-- Task statement --
How many lines in the listing below include the word "kind"? Answer with the number and nothing else.

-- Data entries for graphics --

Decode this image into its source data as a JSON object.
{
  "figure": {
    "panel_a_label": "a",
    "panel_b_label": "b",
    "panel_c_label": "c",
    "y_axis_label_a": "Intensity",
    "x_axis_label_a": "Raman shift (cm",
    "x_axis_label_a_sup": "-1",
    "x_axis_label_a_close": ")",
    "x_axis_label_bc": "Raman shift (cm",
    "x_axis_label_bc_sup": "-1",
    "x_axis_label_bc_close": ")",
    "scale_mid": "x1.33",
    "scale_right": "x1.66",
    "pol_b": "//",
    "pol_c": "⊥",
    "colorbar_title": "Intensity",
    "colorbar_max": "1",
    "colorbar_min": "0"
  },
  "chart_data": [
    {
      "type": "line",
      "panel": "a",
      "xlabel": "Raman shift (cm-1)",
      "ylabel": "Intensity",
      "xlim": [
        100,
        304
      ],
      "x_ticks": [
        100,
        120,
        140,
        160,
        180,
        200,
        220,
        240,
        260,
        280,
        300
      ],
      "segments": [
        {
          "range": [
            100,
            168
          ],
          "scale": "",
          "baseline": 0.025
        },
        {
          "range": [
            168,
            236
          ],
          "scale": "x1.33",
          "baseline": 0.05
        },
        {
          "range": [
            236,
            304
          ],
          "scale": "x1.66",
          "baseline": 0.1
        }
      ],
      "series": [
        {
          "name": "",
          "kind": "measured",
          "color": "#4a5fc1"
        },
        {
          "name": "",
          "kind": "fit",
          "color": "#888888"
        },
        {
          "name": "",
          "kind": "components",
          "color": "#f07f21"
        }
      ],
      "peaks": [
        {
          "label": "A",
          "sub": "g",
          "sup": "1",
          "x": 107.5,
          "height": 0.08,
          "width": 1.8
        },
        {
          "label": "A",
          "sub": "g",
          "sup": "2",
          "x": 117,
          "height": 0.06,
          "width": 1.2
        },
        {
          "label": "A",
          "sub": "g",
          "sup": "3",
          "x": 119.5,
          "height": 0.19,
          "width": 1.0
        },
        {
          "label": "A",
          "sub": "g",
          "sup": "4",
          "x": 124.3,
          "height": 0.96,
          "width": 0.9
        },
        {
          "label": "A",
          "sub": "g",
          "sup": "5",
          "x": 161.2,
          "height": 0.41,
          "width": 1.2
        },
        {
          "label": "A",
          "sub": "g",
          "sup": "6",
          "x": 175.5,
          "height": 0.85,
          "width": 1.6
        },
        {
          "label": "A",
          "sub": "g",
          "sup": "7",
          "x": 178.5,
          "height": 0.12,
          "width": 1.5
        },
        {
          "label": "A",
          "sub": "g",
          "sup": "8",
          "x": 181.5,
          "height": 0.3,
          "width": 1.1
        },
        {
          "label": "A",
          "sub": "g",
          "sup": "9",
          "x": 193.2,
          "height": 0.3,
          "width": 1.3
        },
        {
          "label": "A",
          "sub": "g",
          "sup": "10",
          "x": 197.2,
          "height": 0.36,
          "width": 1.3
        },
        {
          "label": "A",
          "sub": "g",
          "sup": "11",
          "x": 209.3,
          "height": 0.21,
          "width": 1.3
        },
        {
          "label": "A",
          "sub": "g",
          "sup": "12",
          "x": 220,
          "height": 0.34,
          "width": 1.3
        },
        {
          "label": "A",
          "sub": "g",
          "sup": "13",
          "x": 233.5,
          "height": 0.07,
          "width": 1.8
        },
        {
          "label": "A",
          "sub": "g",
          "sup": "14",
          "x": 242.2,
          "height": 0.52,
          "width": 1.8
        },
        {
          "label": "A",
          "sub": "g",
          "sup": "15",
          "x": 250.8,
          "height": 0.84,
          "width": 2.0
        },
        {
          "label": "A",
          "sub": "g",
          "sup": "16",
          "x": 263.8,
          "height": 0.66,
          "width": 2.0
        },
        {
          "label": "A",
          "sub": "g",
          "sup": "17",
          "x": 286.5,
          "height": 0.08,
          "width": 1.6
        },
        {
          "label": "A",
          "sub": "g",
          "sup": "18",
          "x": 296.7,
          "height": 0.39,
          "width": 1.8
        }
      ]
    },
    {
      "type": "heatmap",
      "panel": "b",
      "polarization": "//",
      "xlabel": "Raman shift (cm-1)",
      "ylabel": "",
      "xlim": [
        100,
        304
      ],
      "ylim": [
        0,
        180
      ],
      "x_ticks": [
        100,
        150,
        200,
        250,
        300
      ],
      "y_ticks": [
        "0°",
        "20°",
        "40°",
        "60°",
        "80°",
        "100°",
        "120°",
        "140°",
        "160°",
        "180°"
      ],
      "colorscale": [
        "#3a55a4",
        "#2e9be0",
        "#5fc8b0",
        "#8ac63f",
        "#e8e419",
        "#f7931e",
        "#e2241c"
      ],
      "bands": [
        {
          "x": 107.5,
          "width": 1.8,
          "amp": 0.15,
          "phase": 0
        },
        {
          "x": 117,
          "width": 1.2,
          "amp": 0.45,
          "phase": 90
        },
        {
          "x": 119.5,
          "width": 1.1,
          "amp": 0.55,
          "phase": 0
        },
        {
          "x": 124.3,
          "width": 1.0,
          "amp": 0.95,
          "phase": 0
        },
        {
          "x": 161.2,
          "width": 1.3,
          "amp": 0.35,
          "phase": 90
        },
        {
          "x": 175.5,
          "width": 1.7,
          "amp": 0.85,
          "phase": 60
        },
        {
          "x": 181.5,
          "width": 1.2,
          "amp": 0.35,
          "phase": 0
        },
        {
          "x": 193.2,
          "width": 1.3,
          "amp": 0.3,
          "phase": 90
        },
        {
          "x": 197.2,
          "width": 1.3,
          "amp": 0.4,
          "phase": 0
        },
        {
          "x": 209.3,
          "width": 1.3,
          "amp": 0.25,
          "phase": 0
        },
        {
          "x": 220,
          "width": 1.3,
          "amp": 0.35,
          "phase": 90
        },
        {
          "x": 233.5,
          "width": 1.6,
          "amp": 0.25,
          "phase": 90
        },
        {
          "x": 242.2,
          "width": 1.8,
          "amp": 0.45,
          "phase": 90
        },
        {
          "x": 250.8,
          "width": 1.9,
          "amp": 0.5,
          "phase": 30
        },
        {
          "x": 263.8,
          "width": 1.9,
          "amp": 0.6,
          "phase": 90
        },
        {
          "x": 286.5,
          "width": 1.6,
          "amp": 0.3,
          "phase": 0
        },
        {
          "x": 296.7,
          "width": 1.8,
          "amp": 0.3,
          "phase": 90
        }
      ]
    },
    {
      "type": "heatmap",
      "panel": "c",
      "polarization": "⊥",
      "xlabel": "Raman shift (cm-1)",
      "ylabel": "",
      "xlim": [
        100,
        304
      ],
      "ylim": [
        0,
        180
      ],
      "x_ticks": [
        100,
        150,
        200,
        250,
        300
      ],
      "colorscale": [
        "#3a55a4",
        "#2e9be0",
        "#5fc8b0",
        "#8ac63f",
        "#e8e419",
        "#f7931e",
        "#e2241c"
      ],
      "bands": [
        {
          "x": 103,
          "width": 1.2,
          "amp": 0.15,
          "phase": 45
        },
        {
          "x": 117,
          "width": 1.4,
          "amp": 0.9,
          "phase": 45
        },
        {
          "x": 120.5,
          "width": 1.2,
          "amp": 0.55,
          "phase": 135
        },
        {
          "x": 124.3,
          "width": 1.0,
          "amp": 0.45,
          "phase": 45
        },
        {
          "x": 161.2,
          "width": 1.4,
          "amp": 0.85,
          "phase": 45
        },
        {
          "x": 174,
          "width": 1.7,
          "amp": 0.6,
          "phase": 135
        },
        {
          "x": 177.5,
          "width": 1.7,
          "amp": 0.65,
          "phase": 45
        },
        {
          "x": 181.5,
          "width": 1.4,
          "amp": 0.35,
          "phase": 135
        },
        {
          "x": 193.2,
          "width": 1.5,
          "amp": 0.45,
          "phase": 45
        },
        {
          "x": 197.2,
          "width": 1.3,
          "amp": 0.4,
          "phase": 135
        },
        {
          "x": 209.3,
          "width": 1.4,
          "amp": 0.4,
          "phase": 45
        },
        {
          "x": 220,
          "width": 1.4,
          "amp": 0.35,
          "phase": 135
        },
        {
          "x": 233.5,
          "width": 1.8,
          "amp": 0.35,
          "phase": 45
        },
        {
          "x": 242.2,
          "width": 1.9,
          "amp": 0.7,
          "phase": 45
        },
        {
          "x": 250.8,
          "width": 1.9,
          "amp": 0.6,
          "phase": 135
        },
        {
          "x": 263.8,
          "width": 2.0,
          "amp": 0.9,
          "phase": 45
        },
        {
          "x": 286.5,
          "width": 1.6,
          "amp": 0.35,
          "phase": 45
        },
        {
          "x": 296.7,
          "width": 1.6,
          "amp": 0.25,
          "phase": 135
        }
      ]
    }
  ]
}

-- Task result --
3